Dataset items
════
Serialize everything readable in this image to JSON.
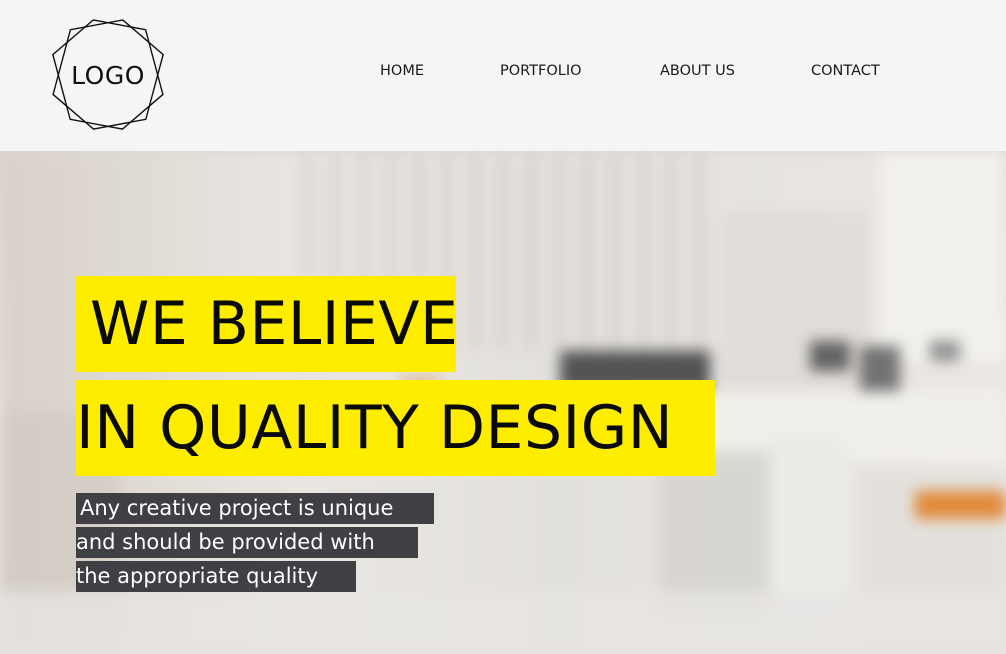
{
  "header": {
    "logo_text": "LOGO",
    "nav": {
      "home": "HOME",
      "portfolio": "PORTFOLIO",
      "about": "ABOUT US",
      "contact": "CONTACT"
    }
  },
  "hero": {
    "headline_line_1": "WE BELIEVE",
    "headline_line_2": "IN QUALITY DESIGN",
    "subtext_line_1": "Any creative project is unique",
    "subtext_line_2": "and should be provided with",
    "subtext_line_3": "the appropriate quality"
  },
  "colors": {
    "header_background": "#f5f5f5",
    "headline_highlight": "#ffed00",
    "subtext_highlight": "#3f3f44",
    "text_dark": "#0a0a0a",
    "text_light": "#ffffff"
  },
  "icons": {
    "logo": "octagon-star-logo-icon"
  }
}
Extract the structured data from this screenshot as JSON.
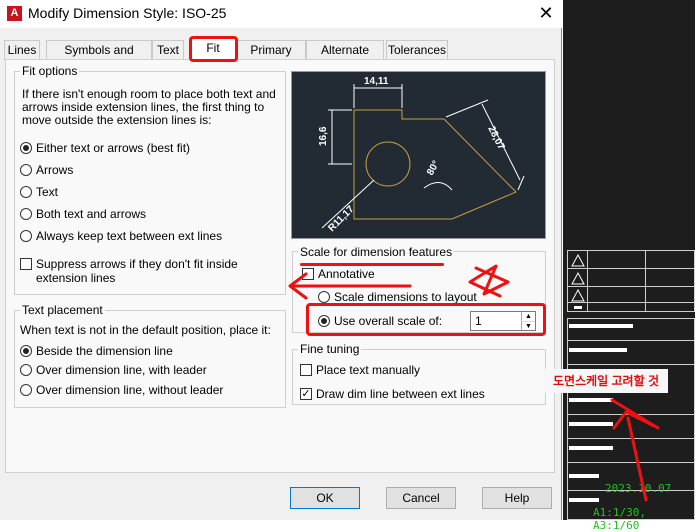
{
  "window": {
    "title": "Modify Dimension Style: ISO-25",
    "app_icon_letter": "A",
    "close_glyph": "✕"
  },
  "tabs": [
    {
      "label": "Lines"
    },
    {
      "label": "Symbols and Arrows"
    },
    {
      "label": "Text"
    },
    {
      "label": "Fit"
    },
    {
      "label": "Primary Units"
    },
    {
      "label": "Alternate Units"
    },
    {
      "label": "Tolerances"
    }
  ],
  "active_tab": "Fit",
  "fit_options": {
    "legend": "Fit options",
    "description": [
      "If there isn't enough room to place both text and",
      "arrows inside extension lines, the first thing to",
      "move outside the extension lines is:"
    ],
    "options": [
      {
        "label": "Either text or arrows (best fit)",
        "selected": true
      },
      {
        "label": "Arrows",
        "selected": false
      },
      {
        "label": "Text",
        "selected": false
      },
      {
        "label": "Both text and arrows",
        "selected": false
      },
      {
        "label": "Always keep text between ext lines",
        "selected": false
      }
    ],
    "suppress_label": [
      "Suppress arrows if they don't fit inside",
      "extension lines"
    ],
    "suppress_checked": false
  },
  "text_placement": {
    "legend": "Text placement",
    "description": "When text is not in the default position, place it:",
    "options": [
      {
        "label": "Beside the dimension line",
        "selected": true
      },
      {
        "label": "Over dimension line, with leader",
        "selected": false
      },
      {
        "label": "Over dimension line, without leader",
        "selected": false
      }
    ]
  },
  "preview": {
    "dim_top": "14,11",
    "dim_left": "16,6",
    "dim_right": "28,07",
    "dim_angle": "80°",
    "dim_radius": "R11,17"
  },
  "scale": {
    "legend": "Scale for dimension features",
    "annotative_label": "Annotative",
    "annotative_checked": false,
    "layout_label": "Scale dimensions to layout",
    "overall_label": "Use overall scale of:",
    "overall_selected": true,
    "overall_value": "1"
  },
  "fine_tuning": {
    "legend": "Fine tuning",
    "manual_label": "Place text manually",
    "manual_checked": false,
    "drawdim_label": "Draw dim line between ext lines",
    "drawdim_checked": true
  },
  "buttons": {
    "ok": "OK",
    "cancel": "Cancel",
    "help": "Help"
  },
  "annotation": {
    "note": "도면스케일 고려할 것"
  },
  "drawing": {
    "date": "2023.10.07",
    "scale_text": "A1:1/30, A3:1/60"
  },
  "colors": {
    "annotation_red": "#ee1111",
    "preview_bg": "#222a34",
    "preview_line": "#c8a040",
    "drawing_bg": "#1d1d1d",
    "green_text": "#22c022"
  }
}
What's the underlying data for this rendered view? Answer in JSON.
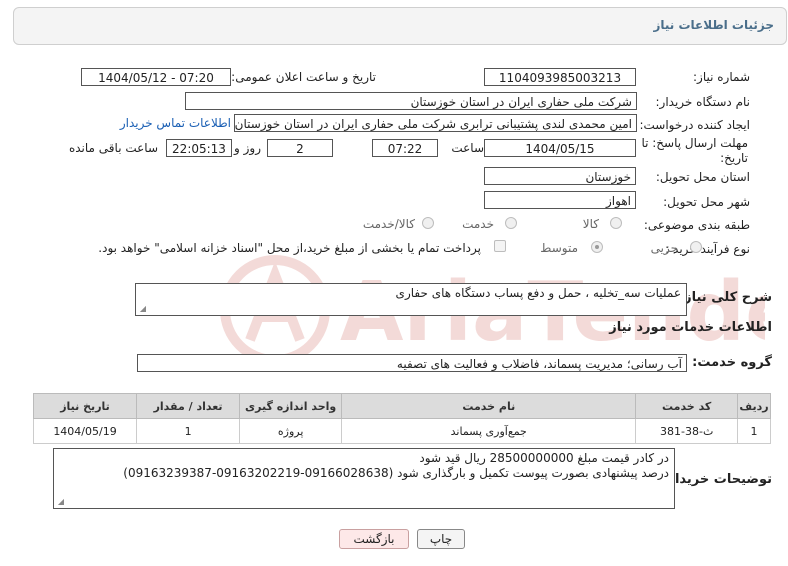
{
  "header": {
    "title": "جزئیات اطلاعات نیاز"
  },
  "labels": {
    "need_number": "شماره نیاز:",
    "announce_datetime": "تاریخ و ساعت اعلان عمومی:",
    "buyer_org": "نام دستگاه خریدار:",
    "requester": "ایجاد کننده درخواست:",
    "reply_deadline": "مهلت ارسال پاسخ: تا تاریخ:",
    "time": "ساعت",
    "day_and": "روز و",
    "remaining": "ساعت باقی مانده",
    "delivery_province": "استان محل تحویل:",
    "delivery_city": "شهر محل تحویل:",
    "category": "طبقه بندی موضوعی:",
    "process_type": "نوع فرآیند خرید :",
    "need_description": "شرح کلی نیاز:",
    "services_header": "اطلاعات خدمات مورد نیاز",
    "service_group": "گروه خدمت:",
    "buyer_notes": "توضیحات خریدار:"
  },
  "fields": {
    "need_number": "1104093985003213",
    "announce_datetime": "1404/05/12 - 07:20",
    "buyer_org": "شرکت ملی حفاری ایران در استان خوزستان",
    "requester": "امین محمدی لندی پشتیبانی ترابری شرکت ملی حفاری ایران در استان خوزستان",
    "contact_link": "اطلاعات تماس خریدار",
    "deadline_date": "1404/05/15",
    "deadline_time": "07:22",
    "days_remaining": "2",
    "time_remaining": "22:05:13",
    "province": "خوزستان",
    "city": "اهواز",
    "need_description": "عملیات سه_تخلیه ، حمل و دفع پساب دستگاه های حفاری",
    "service_group": "آب رسانی؛ مدیریت پسماند، فاضلاب و فعالیت های تصفیه",
    "buyer_notes_line1": "در کادر قیمت مبلغ 28500000000 ریال قید شود",
    "buyer_notes_line2": "درصد پیشنهادی بصورت پیوست تکمیل و بارگذاری شود (09166028638-09163202219-09163239387)"
  },
  "category_options": [
    {
      "label": "کالا",
      "selected": false
    },
    {
      "label": "خدمت",
      "selected": false
    },
    {
      "label": "کالا/خدمت",
      "selected": false
    }
  ],
  "process_options": [
    {
      "label": "جزیی",
      "selected": false
    },
    {
      "label": "متوسط",
      "selected": true
    }
  ],
  "payment_checkbox": {
    "label": "پرداخت تمام یا بخشی از مبلغ خرید،از محل \"اسناد خزانه اسلامی\" خواهد بود.",
    "checked": false
  },
  "table": {
    "headers": [
      "ردیف",
      "کد خدمت",
      "نام خدمت",
      "واحد اندازه گیری",
      "تعداد / مقدار",
      "تاریخ نیاز"
    ],
    "rows": [
      [
        "1",
        "ث-38-381",
        "جمع‌آوری پسماند",
        "پروژه",
        "1",
        "1404/05/19"
      ]
    ]
  },
  "buttons": {
    "print": "چاپ",
    "back": "بازگشت"
  },
  "watermark": {
    "text": "AriaTender.neT"
  },
  "colors": {
    "header_text": "#4a6e8a",
    "link": "#1a5fb4",
    "back_button_bg": "#fde8e8",
    "watermark": "#c0392b"
  }
}
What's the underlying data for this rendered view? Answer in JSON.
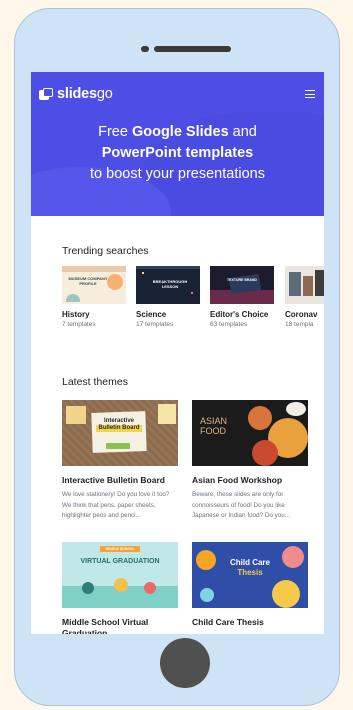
{
  "brand": {
    "name_bold": "slides",
    "name_light": "go"
  },
  "hero": {
    "line1_prefix": "Free ",
    "line1_bold": "Google Slides",
    "line1_suffix": " and",
    "line2_bold": "PowerPoint templates",
    "line3": "to boost your presentations"
  },
  "trending": {
    "title": "Trending searches",
    "items": [
      {
        "name": "History",
        "count": "7 templates",
        "thumb_text": "MUSEUM COMPANY PROFILE"
      },
      {
        "name": "Science",
        "count": "17 templates",
        "thumb_text": "BREAKTHROUGH LESSON"
      },
      {
        "name": "Editor's Choice",
        "count": "63 templates",
        "thumb_text": "TEXTURE BRAND"
      },
      {
        "name": "Coronav",
        "count": "18 templa",
        "thumb_text": ""
      }
    ]
  },
  "latest": {
    "title": "Latest themes",
    "items": [
      {
        "title": "Interactive Bulletin Board",
        "desc": "We love stationery! Do you love it too? We think that pens, paper sheets, highlighter pens and penci...",
        "thumb_line1": "Interactive",
        "thumb_line2": "Bulletin Board"
      },
      {
        "title": "Asian Food Workshop",
        "desc": "Beware, these slides are only for connoisseurs of food! Do you like Japanese or Indian food? Do you...",
        "thumb_line1": "ASIAN",
        "thumb_line2": "FOOD"
      },
      {
        "title": "Middle School Virtual Graduation",
        "desc": "",
        "thumb_line1": "MIDDLE SCHOOL",
        "thumb_line2": "VIRTUAL GRADUATION"
      },
      {
        "title": "Child Care Thesis",
        "desc": "",
        "thumb_line1": "Child Care",
        "thumb_line2": "Thesis"
      }
    ]
  },
  "colors": {
    "hero": "#4d4ee6",
    "phone": "#cfe3f6",
    "background": "#fff8ea"
  }
}
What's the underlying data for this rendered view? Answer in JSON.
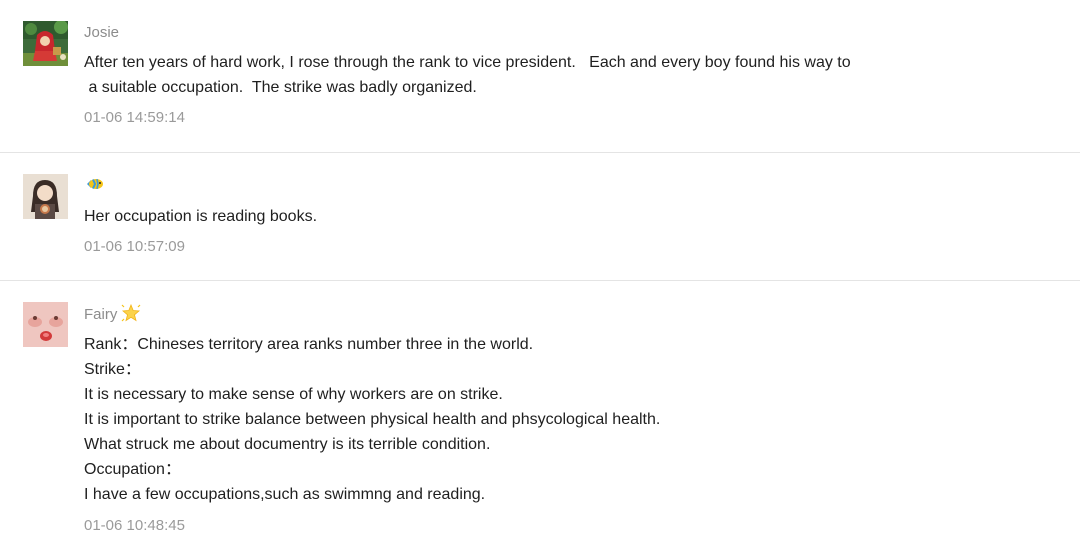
════
What the task asks — Pull out every line of the records that includes the string "count".

Solution for this problem —
        "count": "7 templates",
        "count": "17 templates",
        "count": "63 templates",
        "count": "18 templa",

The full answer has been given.